Consignes:
Rédigez la suite du texte sur le meurtre d'Ahmaud Arbery à Brunswick, en commençant juste après sa dernière phrase.

Texte fourni:
Dans le bled de Brunswick, en Géorgie, il y a une petite enclave appelée Satilla Shores. Imaginez Rosemère dans une végétation du sud des États-Unis. Des cottages proprets sous un large couvert végétal. Prospère sans être ultrariche. Des rues tranquilles sans trottoirs.

L’an dernier, quand j’y étais, on pouvait voir des pancartes de Trump toutes les deux ou trois maisons.

Je roulais au hasard des rues désertes quand j’ai aperçu cet homme qui tondait sa pelouse. Je ne savais pas que j’étais exactement en face du lieu où Ahmaud Arbery avait été tué par les trois justiciers qui viennent d’être déclarés coupables de meurtre.

Un petit mémorial avait été installé chez les voisins d’en face, avec la permission des propriétaires.

Le septuagénaire, lui, n’aurait jamais accepté qu’on vienne déposer des fleurs sur son terrain : « J’ai pas acheté un cimetière. » Il était dégoûté par l’état du monde en général, et les journalistes en particulier, même ceux de Fox News, depuis qu’ils avaient envahi son gazon et le voisinage.

Ce n’était pas la mort absurde de ce jeune homme de 25 ans qui le choquait. C’était le désordre des rues dans son pays, lui qui n’aspirait qu’à la tranquillité après une carrière d’honnête ingénieur des ponts et chaussées.

Il ne m’a pas parlé de la violence de l’ancien policier Gregory McMichael, de son fils Travis et de leur voisin William Bryan, qui ont traqué Arbery avant de tirer sur cet homme sans arme.

Bryan, qui avait filmé la scène avec son téléphone, a déclaré qu’après avoir tué Arbery, le fils McMichael avait dit « fucking N… ».

Ce n’est pas de ça que l’homme voulait me parler – en fait, il ne voulait pas du tout me parler, mais il m’a parlé une demi-heure.

Il parlait des manifestants « qui arrivent ici en Corvette en jouant les victimes », et bien entendu il voulait dire : les Noirs.

Il s’est bien gardé de me donner son opinion sur « l’affaire ».

Il n’était pas là. N’avait rien vu. Et si j’écrivais son nom – qu’il ne m’a pas donné –, il saurait « où me trouver ».

Ce n’était pas vraiment nécessaire.

Ces images me revenaient la semaine dernière quand j’entendais le pasteur Al Sharpton qui était allé dénoncer sur place la composition du jury de onze Blancs et un Noir dans cette ville majoritairement afro-américaine où étaient jugés les trois accusés.

PHOTO STEPHEN B. MORTON, ARCHIVES ASSOCIATED PRESS

Le pasteur Al Sharpton, flanqué des parents d’Ahmaud Arbery, a pris la parole le 18 novembre devant le palais de justice du comté de Glynn, à Brunswick, en Géorgie.

Annotations de coordonnées

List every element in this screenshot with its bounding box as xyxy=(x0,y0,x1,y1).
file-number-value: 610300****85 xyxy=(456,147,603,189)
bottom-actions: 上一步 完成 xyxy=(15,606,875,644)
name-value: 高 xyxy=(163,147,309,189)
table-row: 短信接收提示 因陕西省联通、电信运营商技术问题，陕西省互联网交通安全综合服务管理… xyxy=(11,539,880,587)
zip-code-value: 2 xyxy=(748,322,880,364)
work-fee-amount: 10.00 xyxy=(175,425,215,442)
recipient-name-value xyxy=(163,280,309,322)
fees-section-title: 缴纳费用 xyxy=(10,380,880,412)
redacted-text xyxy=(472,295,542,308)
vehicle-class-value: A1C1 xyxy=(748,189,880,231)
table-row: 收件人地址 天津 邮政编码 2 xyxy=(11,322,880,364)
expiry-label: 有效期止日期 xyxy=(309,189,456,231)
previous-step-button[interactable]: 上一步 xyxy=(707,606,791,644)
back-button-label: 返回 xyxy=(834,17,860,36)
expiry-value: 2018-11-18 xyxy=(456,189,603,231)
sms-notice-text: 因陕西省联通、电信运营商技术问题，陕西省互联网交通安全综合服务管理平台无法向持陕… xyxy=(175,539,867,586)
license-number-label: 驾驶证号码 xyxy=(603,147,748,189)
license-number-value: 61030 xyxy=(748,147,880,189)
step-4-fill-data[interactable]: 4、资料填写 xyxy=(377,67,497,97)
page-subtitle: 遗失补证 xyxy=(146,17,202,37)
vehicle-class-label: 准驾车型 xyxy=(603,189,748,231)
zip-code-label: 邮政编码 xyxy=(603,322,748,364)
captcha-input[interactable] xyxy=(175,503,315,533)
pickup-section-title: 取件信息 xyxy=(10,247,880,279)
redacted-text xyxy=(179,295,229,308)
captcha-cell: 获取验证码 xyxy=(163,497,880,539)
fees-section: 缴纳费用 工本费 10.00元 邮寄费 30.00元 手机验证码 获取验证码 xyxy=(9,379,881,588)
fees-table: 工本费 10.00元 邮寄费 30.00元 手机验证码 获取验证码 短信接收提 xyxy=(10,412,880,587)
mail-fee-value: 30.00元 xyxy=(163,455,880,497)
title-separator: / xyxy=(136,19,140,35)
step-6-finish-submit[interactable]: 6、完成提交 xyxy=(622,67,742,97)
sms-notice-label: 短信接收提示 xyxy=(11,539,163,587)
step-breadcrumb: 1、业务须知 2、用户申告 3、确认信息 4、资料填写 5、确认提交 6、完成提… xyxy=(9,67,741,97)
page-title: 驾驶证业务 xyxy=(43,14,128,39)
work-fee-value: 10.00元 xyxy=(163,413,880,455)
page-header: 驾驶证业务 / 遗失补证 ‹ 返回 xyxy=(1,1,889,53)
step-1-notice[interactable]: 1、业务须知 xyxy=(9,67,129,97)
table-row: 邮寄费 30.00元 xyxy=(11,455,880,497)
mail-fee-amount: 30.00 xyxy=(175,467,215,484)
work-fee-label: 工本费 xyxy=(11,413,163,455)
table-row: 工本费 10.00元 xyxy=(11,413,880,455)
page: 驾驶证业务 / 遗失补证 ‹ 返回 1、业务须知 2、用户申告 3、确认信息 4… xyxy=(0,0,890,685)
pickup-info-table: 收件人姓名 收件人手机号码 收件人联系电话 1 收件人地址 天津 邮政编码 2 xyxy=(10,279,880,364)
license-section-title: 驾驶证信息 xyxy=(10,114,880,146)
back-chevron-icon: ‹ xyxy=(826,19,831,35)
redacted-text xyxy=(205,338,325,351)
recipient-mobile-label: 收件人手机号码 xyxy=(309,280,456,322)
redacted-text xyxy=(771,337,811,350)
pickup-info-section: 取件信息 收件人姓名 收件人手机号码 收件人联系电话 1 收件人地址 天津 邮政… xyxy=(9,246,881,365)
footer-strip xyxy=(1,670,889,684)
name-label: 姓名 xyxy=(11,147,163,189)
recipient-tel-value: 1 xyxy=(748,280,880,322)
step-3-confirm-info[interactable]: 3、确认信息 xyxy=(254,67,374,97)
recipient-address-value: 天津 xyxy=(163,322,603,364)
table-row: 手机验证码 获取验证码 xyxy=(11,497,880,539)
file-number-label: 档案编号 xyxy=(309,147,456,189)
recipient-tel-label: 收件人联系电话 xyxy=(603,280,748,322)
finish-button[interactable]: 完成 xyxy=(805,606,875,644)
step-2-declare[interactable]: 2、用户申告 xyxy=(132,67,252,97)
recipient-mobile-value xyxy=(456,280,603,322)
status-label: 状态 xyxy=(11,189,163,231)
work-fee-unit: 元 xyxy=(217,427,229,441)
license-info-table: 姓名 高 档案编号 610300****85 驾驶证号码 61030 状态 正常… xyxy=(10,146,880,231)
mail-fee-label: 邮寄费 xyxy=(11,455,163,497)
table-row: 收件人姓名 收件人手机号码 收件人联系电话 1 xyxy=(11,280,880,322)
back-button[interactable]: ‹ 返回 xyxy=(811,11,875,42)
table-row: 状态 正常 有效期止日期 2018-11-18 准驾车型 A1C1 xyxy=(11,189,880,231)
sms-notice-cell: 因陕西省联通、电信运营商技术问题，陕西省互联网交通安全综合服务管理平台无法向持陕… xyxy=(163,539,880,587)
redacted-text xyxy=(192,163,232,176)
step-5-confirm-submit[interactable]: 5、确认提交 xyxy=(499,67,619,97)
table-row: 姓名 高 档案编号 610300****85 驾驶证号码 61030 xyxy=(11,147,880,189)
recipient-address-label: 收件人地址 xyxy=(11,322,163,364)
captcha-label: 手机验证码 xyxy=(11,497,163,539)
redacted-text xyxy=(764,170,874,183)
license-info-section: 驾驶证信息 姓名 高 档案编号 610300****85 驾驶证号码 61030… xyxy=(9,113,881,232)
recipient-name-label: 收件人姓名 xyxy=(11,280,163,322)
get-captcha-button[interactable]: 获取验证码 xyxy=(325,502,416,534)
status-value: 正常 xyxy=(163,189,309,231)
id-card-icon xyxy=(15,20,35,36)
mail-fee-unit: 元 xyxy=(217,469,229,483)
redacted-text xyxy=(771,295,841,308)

Résultat attendu:
Pourtant, mercredi, ce jury a déclaré les trois hommes coupables de meurtre. Ils risquent maintenant l’emprisonnement à perpétuité.

Seul le fils McMichael a témoigné pour sa défense. Il ne faisait que protéger le voisinage contre les cambriolages fréquents, a-t-il plaidé. S’il a tiré, c’est qu’Arbery l’attaquait.

Mais même dans un État qui autorisait alors l’arrestation citoyenne (interdite au printemps 2020 après cette affaire), il y a des limites à étirer le concept de légitime défense. Prendre en chasse un homme sans arme, le coincer, le prendre à partie et lui tirer dessus au moment où il tente, lui, de se défendre contre des hommes armés… ça ne passe pas le test.

Dans les vidéos de surveillance, on voit Ahmaud Arbery entrer dans une maison en construction. Il y a des outils. Des matériaux de construction. On le voit faire un tour rapide. Puis repartir. Ce n’était pas la première fois qu’il y allait. Le propriétaire de la maison n’a remarqué aucun objet volé. Et il n’a jamais demandé aux McMichael d’aller jouer les justiciers.

Mais qu’il s’y soit rendu pour voler ou juste pour « voir », ça ne rend pas plus légitime, légale ou excusable la suite des choses.

Les verdicts de jury dans des villes différentes n’ont pas à être cohérents entre eux. Tout de même, le cas de Kyle Rittenhouse, acquitté la semaine dernière au Wisconsin en plaidant la légitime défense, est différent à plusieurs égards. Dans son cas, la défense pouvait soulever un doute sur son état d’esprit, quand la foule d’une manifestation ayant viré en émeute s’en est prise à lui – même si le fait de permettre à des ados de se promener avec des AR-15 chargés est absurde.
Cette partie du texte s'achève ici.